** SET TASK **
Gather up all lines that carry the word "watermark".

** Collected data entries **
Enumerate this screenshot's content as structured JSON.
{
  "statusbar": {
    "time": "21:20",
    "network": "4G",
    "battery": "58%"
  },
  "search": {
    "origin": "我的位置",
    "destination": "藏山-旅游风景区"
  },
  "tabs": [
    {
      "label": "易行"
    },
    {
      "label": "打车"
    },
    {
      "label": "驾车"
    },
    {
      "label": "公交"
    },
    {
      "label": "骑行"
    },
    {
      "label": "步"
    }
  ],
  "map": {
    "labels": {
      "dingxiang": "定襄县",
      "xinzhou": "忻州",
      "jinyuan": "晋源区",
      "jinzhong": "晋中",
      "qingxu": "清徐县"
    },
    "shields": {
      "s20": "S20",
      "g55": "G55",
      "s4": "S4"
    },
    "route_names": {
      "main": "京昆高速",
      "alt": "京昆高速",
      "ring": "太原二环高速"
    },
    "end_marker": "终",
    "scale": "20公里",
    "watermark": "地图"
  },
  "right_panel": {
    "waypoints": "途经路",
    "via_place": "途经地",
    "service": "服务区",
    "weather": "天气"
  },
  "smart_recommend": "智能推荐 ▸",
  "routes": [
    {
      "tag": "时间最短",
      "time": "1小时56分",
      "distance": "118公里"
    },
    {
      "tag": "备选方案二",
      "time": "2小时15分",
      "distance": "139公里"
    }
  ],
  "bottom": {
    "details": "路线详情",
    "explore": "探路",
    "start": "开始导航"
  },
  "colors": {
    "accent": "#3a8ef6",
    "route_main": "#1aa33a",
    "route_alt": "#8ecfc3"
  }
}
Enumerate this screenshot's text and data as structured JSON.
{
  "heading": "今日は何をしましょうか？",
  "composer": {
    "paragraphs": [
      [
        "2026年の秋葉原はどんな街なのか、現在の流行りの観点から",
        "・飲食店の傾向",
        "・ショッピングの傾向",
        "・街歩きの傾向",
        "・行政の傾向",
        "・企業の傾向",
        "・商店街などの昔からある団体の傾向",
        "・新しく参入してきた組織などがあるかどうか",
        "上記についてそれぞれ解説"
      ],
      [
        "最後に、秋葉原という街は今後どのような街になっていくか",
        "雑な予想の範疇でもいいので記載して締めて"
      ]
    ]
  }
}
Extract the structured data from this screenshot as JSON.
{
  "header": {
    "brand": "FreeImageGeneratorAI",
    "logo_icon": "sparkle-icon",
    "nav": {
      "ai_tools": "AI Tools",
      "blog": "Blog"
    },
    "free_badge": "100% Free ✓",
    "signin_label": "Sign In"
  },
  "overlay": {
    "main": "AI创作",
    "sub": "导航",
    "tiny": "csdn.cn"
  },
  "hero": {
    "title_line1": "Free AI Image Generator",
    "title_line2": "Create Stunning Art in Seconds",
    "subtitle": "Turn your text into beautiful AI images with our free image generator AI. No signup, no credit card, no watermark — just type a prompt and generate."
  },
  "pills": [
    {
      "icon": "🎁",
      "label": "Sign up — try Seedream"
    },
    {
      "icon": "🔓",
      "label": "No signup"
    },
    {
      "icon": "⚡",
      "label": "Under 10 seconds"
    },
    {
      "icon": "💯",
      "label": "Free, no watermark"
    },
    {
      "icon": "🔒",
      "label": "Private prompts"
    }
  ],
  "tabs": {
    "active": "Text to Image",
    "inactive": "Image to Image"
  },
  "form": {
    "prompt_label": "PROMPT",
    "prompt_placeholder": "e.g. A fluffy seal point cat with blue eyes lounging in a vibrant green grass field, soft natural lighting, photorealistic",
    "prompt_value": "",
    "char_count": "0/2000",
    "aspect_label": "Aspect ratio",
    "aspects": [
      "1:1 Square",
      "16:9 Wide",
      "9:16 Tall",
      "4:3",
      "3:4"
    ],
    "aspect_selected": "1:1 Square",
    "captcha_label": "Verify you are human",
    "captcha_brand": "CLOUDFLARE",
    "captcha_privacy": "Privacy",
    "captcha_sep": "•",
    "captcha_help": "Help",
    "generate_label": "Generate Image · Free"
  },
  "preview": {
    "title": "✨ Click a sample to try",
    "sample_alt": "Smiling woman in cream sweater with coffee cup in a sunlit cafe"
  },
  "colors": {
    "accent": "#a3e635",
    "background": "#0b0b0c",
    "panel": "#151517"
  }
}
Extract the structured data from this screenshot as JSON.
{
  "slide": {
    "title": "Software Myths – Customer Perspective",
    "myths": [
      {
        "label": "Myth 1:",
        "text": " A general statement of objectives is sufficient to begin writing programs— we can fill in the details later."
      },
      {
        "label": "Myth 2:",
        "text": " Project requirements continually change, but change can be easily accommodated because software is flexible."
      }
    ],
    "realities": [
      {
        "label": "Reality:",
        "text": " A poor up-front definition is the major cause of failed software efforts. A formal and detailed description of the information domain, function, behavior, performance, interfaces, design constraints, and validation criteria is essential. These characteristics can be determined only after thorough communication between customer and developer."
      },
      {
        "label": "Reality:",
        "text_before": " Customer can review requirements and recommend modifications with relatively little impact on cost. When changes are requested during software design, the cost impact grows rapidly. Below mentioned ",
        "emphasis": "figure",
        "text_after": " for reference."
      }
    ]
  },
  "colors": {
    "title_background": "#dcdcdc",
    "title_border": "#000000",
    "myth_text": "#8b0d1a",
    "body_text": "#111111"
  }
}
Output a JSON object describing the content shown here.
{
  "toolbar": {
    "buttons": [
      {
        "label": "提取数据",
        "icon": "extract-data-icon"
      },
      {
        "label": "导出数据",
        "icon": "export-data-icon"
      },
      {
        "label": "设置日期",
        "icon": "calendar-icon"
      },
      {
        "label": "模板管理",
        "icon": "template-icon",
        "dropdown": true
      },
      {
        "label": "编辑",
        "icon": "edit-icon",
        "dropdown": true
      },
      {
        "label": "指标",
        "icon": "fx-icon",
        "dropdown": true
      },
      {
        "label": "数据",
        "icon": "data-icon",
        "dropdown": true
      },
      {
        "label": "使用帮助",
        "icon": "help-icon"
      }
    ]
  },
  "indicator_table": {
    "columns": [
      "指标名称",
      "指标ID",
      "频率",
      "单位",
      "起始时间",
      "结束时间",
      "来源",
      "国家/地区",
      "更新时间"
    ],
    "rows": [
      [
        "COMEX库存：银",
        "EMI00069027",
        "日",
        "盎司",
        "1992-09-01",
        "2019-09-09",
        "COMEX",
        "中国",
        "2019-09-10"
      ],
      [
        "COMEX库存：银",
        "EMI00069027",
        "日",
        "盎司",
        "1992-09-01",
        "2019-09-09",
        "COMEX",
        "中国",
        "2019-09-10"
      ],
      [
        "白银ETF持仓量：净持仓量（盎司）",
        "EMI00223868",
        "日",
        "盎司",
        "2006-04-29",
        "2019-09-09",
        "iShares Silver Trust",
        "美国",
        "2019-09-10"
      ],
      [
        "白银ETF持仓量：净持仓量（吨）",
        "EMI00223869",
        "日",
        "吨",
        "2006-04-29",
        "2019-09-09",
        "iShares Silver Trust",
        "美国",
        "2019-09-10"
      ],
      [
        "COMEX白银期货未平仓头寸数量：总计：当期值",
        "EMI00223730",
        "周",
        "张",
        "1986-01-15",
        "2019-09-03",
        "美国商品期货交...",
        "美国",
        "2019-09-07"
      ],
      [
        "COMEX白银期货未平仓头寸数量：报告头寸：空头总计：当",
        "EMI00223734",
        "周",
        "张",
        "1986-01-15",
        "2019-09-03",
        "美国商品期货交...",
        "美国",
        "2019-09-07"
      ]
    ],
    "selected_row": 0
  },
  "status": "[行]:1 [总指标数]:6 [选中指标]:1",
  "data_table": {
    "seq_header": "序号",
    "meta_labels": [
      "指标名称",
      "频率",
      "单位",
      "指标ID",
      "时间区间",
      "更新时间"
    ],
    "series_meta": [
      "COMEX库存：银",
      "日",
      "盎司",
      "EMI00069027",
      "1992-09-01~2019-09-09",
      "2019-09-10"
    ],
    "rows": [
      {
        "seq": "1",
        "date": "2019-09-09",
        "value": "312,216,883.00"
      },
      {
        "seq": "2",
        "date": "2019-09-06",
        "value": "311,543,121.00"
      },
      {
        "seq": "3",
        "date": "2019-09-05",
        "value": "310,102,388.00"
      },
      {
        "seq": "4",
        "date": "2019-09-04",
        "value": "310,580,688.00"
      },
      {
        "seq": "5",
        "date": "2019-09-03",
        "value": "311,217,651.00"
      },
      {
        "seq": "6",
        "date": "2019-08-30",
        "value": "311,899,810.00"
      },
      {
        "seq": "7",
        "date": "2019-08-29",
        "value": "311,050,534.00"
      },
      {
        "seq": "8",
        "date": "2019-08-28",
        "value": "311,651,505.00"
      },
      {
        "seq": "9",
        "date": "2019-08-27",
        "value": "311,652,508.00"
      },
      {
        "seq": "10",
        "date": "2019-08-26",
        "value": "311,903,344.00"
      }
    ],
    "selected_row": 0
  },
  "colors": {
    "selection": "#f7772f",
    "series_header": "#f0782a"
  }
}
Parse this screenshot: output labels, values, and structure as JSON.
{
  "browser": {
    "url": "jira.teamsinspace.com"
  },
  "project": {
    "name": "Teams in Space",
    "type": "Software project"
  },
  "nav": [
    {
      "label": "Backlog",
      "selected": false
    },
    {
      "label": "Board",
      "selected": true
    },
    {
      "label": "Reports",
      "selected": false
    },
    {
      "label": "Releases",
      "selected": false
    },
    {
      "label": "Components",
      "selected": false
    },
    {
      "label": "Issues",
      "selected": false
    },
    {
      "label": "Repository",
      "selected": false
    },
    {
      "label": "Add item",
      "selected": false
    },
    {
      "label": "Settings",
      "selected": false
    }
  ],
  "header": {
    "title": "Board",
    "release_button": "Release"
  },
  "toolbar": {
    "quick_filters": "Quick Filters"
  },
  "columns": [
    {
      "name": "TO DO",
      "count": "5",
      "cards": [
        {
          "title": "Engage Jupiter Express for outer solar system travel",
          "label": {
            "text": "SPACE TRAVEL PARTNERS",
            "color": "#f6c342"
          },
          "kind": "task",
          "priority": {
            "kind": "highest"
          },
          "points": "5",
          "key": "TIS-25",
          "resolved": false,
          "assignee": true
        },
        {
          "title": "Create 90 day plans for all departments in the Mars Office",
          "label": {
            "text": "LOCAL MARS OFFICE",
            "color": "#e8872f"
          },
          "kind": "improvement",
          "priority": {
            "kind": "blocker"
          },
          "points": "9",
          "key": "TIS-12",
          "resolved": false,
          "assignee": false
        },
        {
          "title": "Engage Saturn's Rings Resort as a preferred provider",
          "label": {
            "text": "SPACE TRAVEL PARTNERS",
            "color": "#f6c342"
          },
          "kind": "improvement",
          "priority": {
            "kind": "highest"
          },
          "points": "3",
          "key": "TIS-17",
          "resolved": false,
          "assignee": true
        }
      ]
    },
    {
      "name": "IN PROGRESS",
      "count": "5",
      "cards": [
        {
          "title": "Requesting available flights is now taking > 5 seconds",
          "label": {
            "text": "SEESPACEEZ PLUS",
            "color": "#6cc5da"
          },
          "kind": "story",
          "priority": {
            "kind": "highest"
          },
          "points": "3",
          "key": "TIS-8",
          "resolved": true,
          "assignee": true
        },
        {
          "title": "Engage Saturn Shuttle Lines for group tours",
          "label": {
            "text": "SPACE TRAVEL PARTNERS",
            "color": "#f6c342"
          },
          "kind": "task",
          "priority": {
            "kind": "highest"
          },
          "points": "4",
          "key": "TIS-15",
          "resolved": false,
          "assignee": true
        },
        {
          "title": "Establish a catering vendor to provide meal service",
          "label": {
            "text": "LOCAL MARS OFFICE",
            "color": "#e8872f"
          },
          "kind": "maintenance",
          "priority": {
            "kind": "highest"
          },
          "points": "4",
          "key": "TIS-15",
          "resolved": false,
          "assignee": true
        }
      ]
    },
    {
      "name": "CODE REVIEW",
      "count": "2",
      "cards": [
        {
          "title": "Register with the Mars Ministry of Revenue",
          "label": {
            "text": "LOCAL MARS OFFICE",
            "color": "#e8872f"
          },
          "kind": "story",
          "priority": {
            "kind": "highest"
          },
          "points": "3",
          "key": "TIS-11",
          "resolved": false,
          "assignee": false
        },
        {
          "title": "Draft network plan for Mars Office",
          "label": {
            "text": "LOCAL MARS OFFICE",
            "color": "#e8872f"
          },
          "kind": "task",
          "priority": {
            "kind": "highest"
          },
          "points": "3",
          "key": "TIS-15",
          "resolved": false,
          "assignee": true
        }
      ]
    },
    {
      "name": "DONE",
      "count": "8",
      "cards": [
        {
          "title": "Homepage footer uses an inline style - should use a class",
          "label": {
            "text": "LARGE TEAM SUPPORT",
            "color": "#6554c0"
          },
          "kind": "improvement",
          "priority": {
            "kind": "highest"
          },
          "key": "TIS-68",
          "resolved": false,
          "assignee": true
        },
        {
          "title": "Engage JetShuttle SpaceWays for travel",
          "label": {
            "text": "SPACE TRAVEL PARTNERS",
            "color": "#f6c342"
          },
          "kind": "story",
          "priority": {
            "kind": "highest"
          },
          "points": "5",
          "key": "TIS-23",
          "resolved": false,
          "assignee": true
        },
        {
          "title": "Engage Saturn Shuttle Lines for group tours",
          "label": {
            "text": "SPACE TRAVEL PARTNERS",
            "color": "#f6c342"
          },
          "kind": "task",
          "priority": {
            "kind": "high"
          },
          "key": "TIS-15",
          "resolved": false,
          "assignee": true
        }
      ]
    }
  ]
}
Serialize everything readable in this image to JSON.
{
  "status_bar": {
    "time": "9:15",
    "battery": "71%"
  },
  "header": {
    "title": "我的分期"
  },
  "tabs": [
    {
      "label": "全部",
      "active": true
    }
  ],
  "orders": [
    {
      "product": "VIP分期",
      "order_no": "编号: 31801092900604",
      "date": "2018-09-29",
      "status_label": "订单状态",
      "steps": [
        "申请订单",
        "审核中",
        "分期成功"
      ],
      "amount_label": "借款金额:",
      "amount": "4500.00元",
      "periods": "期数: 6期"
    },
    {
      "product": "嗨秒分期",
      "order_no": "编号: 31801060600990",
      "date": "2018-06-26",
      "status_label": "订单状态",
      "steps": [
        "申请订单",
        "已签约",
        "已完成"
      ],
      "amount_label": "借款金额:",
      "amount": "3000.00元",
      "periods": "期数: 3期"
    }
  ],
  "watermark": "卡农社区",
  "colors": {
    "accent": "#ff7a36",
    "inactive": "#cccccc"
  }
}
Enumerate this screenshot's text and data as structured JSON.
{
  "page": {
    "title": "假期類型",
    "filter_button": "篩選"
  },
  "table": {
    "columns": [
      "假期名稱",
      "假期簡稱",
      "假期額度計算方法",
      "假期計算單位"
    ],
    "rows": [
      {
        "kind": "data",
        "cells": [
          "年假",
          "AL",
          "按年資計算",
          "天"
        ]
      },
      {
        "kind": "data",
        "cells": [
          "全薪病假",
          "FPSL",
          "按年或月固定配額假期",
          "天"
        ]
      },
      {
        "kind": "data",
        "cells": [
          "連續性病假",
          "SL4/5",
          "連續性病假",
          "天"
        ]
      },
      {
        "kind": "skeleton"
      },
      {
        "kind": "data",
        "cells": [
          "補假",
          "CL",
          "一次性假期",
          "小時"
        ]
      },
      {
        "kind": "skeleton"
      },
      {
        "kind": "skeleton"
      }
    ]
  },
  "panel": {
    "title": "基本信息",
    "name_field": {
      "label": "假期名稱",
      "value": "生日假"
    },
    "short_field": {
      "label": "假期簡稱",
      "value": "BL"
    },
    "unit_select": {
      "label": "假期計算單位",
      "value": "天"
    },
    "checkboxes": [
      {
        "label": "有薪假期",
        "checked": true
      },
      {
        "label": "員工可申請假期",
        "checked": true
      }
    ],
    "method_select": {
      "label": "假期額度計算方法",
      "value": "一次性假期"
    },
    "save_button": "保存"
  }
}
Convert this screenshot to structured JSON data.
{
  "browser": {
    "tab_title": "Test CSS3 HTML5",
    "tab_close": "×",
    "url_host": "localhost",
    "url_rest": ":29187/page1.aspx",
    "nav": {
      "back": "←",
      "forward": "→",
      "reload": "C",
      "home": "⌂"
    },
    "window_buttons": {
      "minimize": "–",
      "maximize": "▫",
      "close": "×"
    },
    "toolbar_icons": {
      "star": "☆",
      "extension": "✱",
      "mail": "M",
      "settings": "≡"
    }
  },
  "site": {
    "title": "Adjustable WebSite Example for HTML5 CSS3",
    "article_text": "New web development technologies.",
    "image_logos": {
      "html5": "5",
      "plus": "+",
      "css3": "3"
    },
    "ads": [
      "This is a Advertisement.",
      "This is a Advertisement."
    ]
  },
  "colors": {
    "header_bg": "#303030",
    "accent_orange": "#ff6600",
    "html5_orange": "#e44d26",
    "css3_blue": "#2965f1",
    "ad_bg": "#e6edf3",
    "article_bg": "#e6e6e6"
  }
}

** SOLUTION **
    "watermark": "地图"
    "subtitle": "Turn your text into beautiful AI images with our free image generator AI. No signup, no credit card, no watermark — just type a prompt and generate."
      "label": "Free, no watermark"
  "watermark": "卡农社区",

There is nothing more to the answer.